* Begin RECORD LIST *

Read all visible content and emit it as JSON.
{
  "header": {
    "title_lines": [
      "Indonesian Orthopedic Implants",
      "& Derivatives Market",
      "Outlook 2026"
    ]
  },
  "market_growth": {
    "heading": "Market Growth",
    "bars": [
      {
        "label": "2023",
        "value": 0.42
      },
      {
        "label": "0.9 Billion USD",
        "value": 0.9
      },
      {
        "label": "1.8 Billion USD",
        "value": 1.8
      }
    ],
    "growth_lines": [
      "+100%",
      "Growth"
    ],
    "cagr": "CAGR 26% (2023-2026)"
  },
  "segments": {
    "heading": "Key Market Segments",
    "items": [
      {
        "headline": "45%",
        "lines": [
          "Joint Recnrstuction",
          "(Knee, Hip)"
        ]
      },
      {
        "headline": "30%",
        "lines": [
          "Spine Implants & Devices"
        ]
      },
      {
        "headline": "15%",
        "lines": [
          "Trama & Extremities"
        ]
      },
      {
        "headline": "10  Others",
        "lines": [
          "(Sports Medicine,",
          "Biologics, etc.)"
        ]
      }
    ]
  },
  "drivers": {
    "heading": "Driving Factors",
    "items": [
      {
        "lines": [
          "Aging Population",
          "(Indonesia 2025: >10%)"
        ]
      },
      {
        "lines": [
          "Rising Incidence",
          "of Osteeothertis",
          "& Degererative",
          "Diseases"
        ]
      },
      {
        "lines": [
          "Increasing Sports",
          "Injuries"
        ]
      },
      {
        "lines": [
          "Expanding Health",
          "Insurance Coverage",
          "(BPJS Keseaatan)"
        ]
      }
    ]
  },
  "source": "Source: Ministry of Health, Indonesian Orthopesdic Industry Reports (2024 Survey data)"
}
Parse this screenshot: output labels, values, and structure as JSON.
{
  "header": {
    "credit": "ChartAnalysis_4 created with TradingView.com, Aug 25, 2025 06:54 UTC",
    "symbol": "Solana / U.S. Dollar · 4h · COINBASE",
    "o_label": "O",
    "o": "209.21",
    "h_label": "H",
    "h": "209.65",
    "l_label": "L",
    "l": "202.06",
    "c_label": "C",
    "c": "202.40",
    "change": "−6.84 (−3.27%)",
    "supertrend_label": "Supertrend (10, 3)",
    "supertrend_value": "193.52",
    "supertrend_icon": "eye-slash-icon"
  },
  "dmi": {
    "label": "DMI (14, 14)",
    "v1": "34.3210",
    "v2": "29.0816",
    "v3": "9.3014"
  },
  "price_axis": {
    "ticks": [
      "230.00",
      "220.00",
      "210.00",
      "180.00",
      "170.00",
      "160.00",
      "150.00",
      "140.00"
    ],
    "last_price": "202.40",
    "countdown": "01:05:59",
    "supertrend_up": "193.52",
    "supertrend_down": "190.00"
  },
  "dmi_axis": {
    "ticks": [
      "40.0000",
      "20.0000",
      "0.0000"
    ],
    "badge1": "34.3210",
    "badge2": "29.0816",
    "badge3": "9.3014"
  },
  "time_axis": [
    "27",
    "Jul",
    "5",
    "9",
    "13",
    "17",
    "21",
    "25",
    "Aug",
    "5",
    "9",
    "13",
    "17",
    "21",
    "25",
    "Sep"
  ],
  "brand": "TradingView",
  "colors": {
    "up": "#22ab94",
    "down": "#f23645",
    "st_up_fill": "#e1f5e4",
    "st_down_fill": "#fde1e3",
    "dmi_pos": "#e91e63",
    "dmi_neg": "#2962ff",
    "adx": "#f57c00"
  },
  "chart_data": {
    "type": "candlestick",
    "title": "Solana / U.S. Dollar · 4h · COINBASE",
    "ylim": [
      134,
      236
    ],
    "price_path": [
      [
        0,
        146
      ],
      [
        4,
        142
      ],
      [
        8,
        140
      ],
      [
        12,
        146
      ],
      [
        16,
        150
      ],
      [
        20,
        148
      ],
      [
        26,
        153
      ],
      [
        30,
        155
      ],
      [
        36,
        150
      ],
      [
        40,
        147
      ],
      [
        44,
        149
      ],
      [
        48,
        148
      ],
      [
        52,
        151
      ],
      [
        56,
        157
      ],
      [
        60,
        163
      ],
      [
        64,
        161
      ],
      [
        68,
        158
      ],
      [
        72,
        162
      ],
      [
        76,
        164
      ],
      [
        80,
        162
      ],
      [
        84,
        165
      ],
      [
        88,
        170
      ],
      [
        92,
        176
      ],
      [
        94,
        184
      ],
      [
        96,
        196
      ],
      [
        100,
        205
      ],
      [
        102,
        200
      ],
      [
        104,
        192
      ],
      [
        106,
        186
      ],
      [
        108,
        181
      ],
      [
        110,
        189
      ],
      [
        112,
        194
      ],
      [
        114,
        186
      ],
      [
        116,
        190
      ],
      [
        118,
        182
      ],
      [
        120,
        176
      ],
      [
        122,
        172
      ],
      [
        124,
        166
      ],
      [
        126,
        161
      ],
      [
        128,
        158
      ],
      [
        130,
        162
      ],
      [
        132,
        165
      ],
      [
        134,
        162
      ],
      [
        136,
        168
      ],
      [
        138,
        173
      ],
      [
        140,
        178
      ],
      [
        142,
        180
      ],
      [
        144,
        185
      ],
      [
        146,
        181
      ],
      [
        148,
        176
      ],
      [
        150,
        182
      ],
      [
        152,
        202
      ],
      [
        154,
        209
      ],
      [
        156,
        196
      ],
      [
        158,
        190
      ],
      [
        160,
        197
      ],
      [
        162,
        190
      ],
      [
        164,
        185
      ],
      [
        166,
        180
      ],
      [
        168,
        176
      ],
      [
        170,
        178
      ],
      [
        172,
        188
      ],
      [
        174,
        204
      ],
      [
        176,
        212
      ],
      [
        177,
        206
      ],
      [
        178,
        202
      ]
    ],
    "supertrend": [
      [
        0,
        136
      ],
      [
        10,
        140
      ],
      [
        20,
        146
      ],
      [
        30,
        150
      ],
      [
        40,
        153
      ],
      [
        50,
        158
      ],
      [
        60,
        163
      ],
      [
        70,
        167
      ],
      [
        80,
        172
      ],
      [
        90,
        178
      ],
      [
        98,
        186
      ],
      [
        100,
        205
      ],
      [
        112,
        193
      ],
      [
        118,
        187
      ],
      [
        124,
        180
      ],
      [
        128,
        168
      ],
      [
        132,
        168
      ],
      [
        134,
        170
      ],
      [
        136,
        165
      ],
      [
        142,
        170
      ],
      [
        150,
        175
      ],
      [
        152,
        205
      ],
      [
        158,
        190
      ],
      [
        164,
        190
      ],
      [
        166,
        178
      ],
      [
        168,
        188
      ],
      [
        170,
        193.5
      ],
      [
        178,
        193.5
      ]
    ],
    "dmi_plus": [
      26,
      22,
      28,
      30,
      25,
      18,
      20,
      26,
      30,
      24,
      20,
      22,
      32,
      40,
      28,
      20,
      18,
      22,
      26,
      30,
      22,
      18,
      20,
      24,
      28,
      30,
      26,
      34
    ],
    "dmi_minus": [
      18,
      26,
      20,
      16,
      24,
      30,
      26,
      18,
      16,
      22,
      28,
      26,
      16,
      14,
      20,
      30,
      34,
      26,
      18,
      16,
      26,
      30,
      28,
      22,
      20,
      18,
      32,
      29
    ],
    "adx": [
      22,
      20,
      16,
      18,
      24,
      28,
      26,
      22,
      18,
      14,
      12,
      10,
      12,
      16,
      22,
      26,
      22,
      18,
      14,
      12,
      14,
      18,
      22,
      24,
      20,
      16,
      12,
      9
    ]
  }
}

* End RECORD LIST *

**WRITTEN EXERCISE**
Search the listing for the word "Dollar". Copy every line in which it occurs.

**FINISHED EXERCISE**
    "symbol": "Solana / U.S. Dollar · 4h · COINBASE",
    "title": "Solana / U.S. Dollar · 4h · COINBASE",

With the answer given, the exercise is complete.